Every line below must be reproduced exactly. Copy them all.

Stored records
########

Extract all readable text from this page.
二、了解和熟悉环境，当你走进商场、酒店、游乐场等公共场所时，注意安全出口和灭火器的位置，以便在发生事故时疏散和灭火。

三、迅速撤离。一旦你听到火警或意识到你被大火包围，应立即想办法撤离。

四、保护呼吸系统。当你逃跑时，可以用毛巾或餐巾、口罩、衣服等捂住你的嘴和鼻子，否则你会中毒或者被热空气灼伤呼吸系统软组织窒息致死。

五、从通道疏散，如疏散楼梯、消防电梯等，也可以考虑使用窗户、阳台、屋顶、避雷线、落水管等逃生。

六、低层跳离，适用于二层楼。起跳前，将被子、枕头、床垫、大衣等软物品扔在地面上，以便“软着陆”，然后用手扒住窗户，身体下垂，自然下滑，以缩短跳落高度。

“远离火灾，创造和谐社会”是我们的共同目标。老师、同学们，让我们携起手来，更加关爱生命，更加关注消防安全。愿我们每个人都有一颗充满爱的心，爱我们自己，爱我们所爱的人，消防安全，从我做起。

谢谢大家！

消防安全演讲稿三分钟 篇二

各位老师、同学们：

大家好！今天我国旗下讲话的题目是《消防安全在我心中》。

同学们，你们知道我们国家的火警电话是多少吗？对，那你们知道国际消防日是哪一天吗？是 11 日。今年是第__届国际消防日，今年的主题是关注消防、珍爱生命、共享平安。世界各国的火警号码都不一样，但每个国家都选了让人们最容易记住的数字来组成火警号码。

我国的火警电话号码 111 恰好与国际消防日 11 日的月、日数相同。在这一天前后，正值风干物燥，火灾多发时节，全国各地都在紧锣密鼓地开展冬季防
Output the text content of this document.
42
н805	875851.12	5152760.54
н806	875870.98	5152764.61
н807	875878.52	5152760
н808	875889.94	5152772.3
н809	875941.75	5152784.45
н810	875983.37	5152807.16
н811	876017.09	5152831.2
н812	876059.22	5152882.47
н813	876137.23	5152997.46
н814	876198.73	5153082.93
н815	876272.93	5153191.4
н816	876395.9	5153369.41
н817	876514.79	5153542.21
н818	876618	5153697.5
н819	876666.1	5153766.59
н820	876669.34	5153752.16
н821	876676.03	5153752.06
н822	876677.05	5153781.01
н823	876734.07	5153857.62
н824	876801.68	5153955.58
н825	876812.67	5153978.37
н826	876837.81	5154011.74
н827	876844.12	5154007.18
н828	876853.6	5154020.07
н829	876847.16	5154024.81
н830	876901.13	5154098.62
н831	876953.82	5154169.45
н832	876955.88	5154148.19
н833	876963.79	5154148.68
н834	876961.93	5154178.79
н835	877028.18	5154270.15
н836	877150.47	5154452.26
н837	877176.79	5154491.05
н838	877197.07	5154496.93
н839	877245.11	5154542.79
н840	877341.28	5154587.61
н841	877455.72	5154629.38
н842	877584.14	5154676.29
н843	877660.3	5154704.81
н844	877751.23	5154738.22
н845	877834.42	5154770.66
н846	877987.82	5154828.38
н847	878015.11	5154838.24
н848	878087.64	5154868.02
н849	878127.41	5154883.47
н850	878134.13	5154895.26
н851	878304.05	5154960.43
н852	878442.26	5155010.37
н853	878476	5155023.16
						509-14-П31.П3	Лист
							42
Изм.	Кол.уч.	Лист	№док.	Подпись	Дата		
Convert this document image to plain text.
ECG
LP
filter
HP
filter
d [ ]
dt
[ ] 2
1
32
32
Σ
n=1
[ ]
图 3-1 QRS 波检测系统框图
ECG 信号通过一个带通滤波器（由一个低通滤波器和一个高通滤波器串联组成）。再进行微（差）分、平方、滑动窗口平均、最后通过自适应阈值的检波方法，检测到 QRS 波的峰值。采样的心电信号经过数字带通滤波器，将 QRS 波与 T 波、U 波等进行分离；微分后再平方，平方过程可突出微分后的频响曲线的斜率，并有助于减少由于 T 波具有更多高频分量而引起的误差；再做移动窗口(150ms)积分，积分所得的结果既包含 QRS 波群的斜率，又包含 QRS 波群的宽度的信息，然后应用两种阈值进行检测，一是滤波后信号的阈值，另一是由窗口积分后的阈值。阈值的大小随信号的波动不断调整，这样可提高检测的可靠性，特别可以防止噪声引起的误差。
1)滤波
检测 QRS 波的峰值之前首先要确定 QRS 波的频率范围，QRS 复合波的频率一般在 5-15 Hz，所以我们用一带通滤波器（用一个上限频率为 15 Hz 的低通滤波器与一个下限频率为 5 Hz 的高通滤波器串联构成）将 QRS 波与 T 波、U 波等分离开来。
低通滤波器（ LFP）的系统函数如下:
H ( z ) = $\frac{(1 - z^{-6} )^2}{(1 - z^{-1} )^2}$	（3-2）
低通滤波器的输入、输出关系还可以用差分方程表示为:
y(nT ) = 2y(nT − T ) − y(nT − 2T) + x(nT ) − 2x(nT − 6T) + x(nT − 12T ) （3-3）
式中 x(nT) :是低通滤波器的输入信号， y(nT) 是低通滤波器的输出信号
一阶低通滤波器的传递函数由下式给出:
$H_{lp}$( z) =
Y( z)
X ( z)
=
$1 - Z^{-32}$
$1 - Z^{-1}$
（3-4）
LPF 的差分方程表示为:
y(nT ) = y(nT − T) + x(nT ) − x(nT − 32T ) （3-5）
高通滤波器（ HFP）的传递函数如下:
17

########

■ Reply
Extract all readable text from this page.
二、了解和熟悉环境，当你走进商场、酒店、游乐场等公共场所时，注意安全出口和灭火器的位置，以便在发生事故时疏散和灭火。

三、迅速撤离。一旦你听到火警或意识到你被大火包围，应立即想办法撤离。

四、保护呼吸系统。当你逃跑时，可以用毛巾或餐巾、口罩、衣服等捂住你的嘴和鼻子，否则你会中毒或者被热空气灼伤呼吸系统软组织窒息致死。

五、从通道疏散，如疏散楼梯、消防电梯等，也可以考虑使用窗户、阳台、屋顶、避雷线、落水管等逃生。

六、低层跳离，适用于二层楼。起跳前，将被子、枕头、床垫、大衣等软物品扔在地面上，以便“软着陆”，然后用手扒住窗户，身体下垂，自然下滑，以缩短跳落高度。

“远离火灾，创造和谐社会”是我们的共同目标。老师、同学们，让我们携起手来，更加关爱生命，更加关注消防安全。愿我们每个人都有一颗充满爱的心，爱我们自己，爱我们所爱的人，消防安全，从我做起。

谢谢大家！

消防安全演讲稿三分钟 篇二

各位老师、同学们：

大家好！今天我国旗下讲话的题目是《消防安全在我心中》。

同学们，你们知道我们国家的火警电话是多少吗？对，那你们知道国际消防日是哪一天吗？是 11 日。今年是第__届国际消防日，今年的主题是关注消防、珍爱生命、共享平安。世界各国的火警号码都不一样，但每个国家都选了让人们最容易记住的数字来组成火警号码。

我国的火警电话号码 111 恰好与国际消防日 11 日的月、日数相同。在这一天前后，正值风干物燥，火灾多发时节，全国各地都在紧锣密鼓地开展冬季防
Output the text content of this document.
42
н805	875851.12	5152760.54
н806	875870.98	5152764.61
н807	875878.52	5152760
н808	875889.94	5152772.3
н809	875941.75	5152784.45
н810	875983.37	5152807.16
н811	876017.09	5152831.2
н812	876059.22	5152882.47
н813	876137.23	5152997.46
н814	876198.73	5153082.93
н815	876272.93	5153191.4
н816	876395.9	5153369.41
н817	876514.79	5153542.21
н818	876618	5153697.5
н819	876666.1	5153766.59
н820	876669.34	5153752.16
н821	876676.03	5153752.06
н822	876677.05	5153781.01
н823	876734.07	5153857.62
н824	876801.68	5153955.58
н825	876812.67	5153978.37
н826	876837.81	5154011.74
н827	876844.12	5154007.18
н828	876853.6	5154020.07
н829	876847.16	5154024.81
н830	876901.13	5154098.62
н831	876953.82	5154169.45
н832	876955.88	5154148.19
н833	876963.79	5154148.68
н834	876961.93	5154178.79
н835	877028.18	5154270.15
н836	877150.47	5154452.26
н837	877176.79	5154491.05
н838	877197.07	5154496.93
н839	877245.11	5154542.79
н840	877341.28	5154587.61
н841	877455.72	5154629.38
н842	877584.14	5154676.29
н843	877660.3	5154704.81
н844	877751.23	5154738.22
н845	877834.42	5154770.66
н846	877987.82	5154828.38
н847	878015.11	5154838.24
н848	878087.64	5154868.02
н849	878127.41	5154883.47
н850	878134.13	5154895.26
н851	878304.05	5154960.43
н852	878442.26	5155010.37
н853	878476	5155023.16
						509-14-П31.П3	Лист
							42
Изм.	Кол.уч.	Лист	№док.	Подпись	Дата		
Convert this document image to plain text.
ECG
LP
filter
HP
filter
d [ ]
dt
[ ] 2
1
32
32
Σ
n=1
[ ]
图 3-1 QRS 波检测系统框图
ECG 信号通过一个带通滤波器（由一个低通滤波器和一个高通滤波器串联组成）。再进行微（差）分、平方、滑动窗口平均、最后通过自适应阈值的检波方法，检测到 QRS 波的峰值。采样的心电信号经过数字带通滤波器，将 QRS 波与 T 波、U 波等进行分离；微分后再平方，平方过程可突出微分后的频响曲线的斜率，并有助于减少由于 T 波具有更多高频分量而引起的误差；再做移动窗口(150ms)积分，积分所得的结果既包含 QRS 波群的斜率，又包含 QRS 波群的宽度的信息，然后应用两种阈值进行检测，一是滤波后信号的阈值，另一是由窗口积分后的阈值。阈值的大小随信号的波动不断调整，这样可提高检测的可靠性，特别可以防止噪声引起的误差。
1)滤波
检测 QRS 波的峰值之前首先要确定 QRS 波的频率范围，QRS 复合波的频率一般在 5-15 Hz，所以我们用一带通滤波器（用一个上限频率为 15 Hz 的低通滤波器与一个下限频率为 5 Hz 的高通滤波器串联构成）将 QRS 波与 T 波、U 波等分离开来。
低通滤波器（ LFP）的系统函数如下:
H ( z ) = $\frac{(1 - z^{-6} )^2}{(1 - z^{-1} )^2}$	（3-2）
低通滤波器的输入、输出关系还可以用差分方程表示为:
y(nT ) = 2y(nT − T ) − y(nT − 2T) + x(nT ) − 2x(nT − 6T) + x(nT − 12T ) （3-3）
式中 x(nT) :是低通滤波器的输入信号， y(nT) 是低通滤波器的输出信号
一阶低通滤波器的传递函数由下式给出:
$H_{lp}$( z) =
Y( z)
X ( z)
=
$1 - Z^{-32}$
$1 - Z^{-1}$
（3-4）
LPF 的差分方程表示为:
y(nT ) = y(nT − T) + x(nT ) − x(nT − 32T ) （3-5）
高通滤波器（ HFP）的传递函数如下:
17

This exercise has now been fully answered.